◆ **STATED EXERCISE**
Transcribe each line of the records below exactly, excluding any embedded images.

◆ **LISTING**
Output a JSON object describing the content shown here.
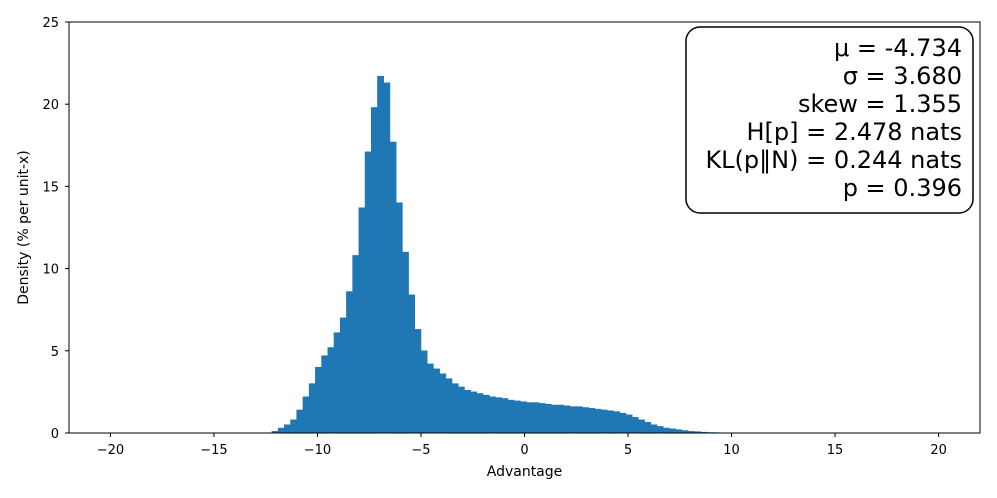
{
  "chart_data": {
    "type": "bar",
    "title": "",
    "xlabel": "Advantage",
    "ylabel": "Density (% per unit-x)",
    "xlim": [
      -22,
      22
    ],
    "ylim": [
      0,
      25
    ],
    "x_ticks": [
      -20,
      -15,
      -10,
      -5,
      0,
      5,
      10,
      15,
      20
    ],
    "x_tick_labels": [
      "−20",
      "−15",
      "−10",
      "−5",
      "0",
      "5",
      "10",
      "15",
      "20"
    ],
    "y_ticks": [
      0,
      5,
      10,
      15,
      20,
      25
    ],
    "y_tick_labels": [
      "0",
      "5",
      "10",
      "15",
      "20",
      "25"
    ],
    "grid": false,
    "bar_color": "#1f77b4",
    "bin_width": 0.3,
    "bins_start": [
      -12.2,
      -11.9,
      -11.6,
      -11.3,
      -11.0,
      -10.7,
      -10.4,
      -10.1,
      -9.8,
      -9.5,
      -9.2,
      -8.9,
      -8.6,
      -8.3,
      -8.0,
      -7.7,
      -7.4,
      -7.1,
      -6.8,
      -6.5,
      -6.2,
      -5.9,
      -5.6,
      -5.3,
      -5.0,
      -4.7,
      -4.4,
      -4.1,
      -3.8,
      -3.5,
      -3.2,
      -2.9,
      -2.6,
      -2.3,
      -2.0,
      -1.7,
      -1.4,
      -1.1,
      -0.8,
      -0.5,
      -0.2,
      0.1,
      0.4,
      0.7,
      1.0,
      1.3,
      1.6,
      1.9,
      2.2,
      2.5,
      2.8,
      3.1,
      3.4,
      3.7,
      4.0,
      4.3,
      4.6,
      4.9,
      5.2,
      5.5,
      5.8,
      6.1,
      6.4,
      6.7,
      7.0,
      7.3,
      7.6,
      7.9,
      8.2,
      8.5,
      8.8,
      9.1,
      9.4,
      9.7
    ],
    "values": [
      0.1,
      0.3,
      0.5,
      0.8,
      1.4,
      2.2,
      3.0,
      4.0,
      4.7,
      5.2,
      6.1,
      7.0,
      8.6,
      10.8,
      13.7,
      17.1,
      19.8,
      21.7,
      21.3,
      17.7,
      14.0,
      11.0,
      8.4,
      6.3,
      5.0,
      4.2,
      3.9,
      3.6,
      3.3,
      3.0,
      2.8,
      2.6,
      2.5,
      2.4,
      2.3,
      2.2,
      2.15,
      2.1,
      2.0,
      1.95,
      1.9,
      1.85,
      1.85,
      1.8,
      1.75,
      1.7,
      1.7,
      1.65,
      1.6,
      1.6,
      1.55,
      1.5,
      1.45,
      1.4,
      1.35,
      1.3,
      1.2,
      1.1,
      0.95,
      0.8,
      0.65,
      0.5,
      0.4,
      0.3,
      0.25,
      0.2,
      0.15,
      0.1,
      0.08,
      0.05,
      0.03,
      0.02,
      0.01,
      0.0
    ],
    "annotation": {
      "placement": "top-right",
      "lines": [
        "μ = -4.734",
        "σ = 3.680",
        "skew = 1.355",
        "H[p] = 2.478 nats",
        "KL(p‖N) = 0.244 nats",
        "p = 0.396"
      ]
    }
  }
}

◆ **SOLUTION**
Output a JSON object describing the content shown here.
{
  "chart_data": {
    "type": "bar",
    "title": "",
    "xlabel": "Advantage",
    "ylabel": "Density (% per unit-x)",
    "xlim": [
      -22,
      22
    ],
    "ylim": [
      0,
      25
    ],
    "x_ticks": [
      -20,
      -15,
      -10,
      -5,
      0,
      5,
      10,
      15,
      20
    ],
    "x_tick_labels": [
      "−20",
      "−15",
      "−10",
      "−5",
      "0",
      "5",
      "10",
      "15",
      "20"
    ],
    "y_ticks": [
      0,
      5,
      10,
      15,
      20,
      25
    ],
    "y_tick_labels": [
      "0",
      "5",
      "10",
      "15",
      "20",
      "25"
    ],
    "grid": false,
    "bar_color": "#1f77b4",
    "bin_width": 0.3,
    "bins_start": [
      -12.2,
      -11.9,
      -11.6,
      -11.3,
      -11.0,
      -10.7,
      -10.4,
      -10.1,
      -9.8,
      -9.5,
      -9.2,
      -8.9,
      -8.6,
      -8.3,
      -8.0,
      -7.7,
      -7.4,
      -7.1,
      -6.8,
      -6.5,
      -6.2,
      -5.9,
      -5.6,
      -5.3,
      -5.0,
      -4.7,
      -4.4,
      -4.1,
      -3.8,
      -3.5,
      -3.2,
      -2.9,
      -2.6,
      -2.3,
      -2.0,
      -1.7,
      -1.4,
      -1.1,
      -0.8,
      -0.5,
      -0.2,
      0.1,
      0.4,
      0.7,
      1.0,
      1.3,
      1.6,
      1.9,
      2.2,
      2.5,
      2.8,
      3.1,
      3.4,
      3.7,
      4.0,
      4.3,
      4.6,
      4.9,
      5.2,
      5.5,
      5.8,
      6.1,
      6.4,
      6.7,
      7.0,
      7.3,
      7.6,
      7.9,
      8.2,
      8.5,
      8.8,
      9.1,
      9.4,
      9.7
    ],
    "values": [
      0.1,
      0.3,
      0.5,
      0.8,
      1.4,
      2.2,
      3.0,
      4.0,
      4.7,
      5.2,
      6.1,
      7.0,
      8.6,
      10.8,
      13.7,
      17.1,
      19.8,
      21.7,
      21.3,
      17.7,
      14.0,
      11.0,
      8.4,
      6.3,
      5.0,
      4.2,
      3.9,
      3.6,
      3.3,
      3.0,
      2.8,
      2.6,
      2.5,
      2.4,
      2.3,
      2.2,
      2.15,
      2.1,
      2.0,
      1.95,
      1.9,
      1.85,
      1.85,
      1.8,
      1.75,
      1.7,
      1.7,
      1.65,
      1.6,
      1.6,
      1.55,
      1.5,
      1.45,
      1.4,
      1.35,
      1.3,
      1.2,
      1.1,
      0.95,
      0.8,
      0.65,
      0.5,
      0.4,
      0.3,
      0.25,
      0.2,
      0.15,
      0.1,
      0.08,
      0.05,
      0.03,
      0.02,
      0.01,
      0.0
    ],
    "annotation": {
      "placement": "top-right",
      "lines": [
        "μ = -4.734",
        "σ = 3.680",
        "skew = 1.355",
        "H[p] = 2.478 nats",
        "KL(p‖N) = 0.244 nats",
        "p = 0.396"
      ]
    }
  }
}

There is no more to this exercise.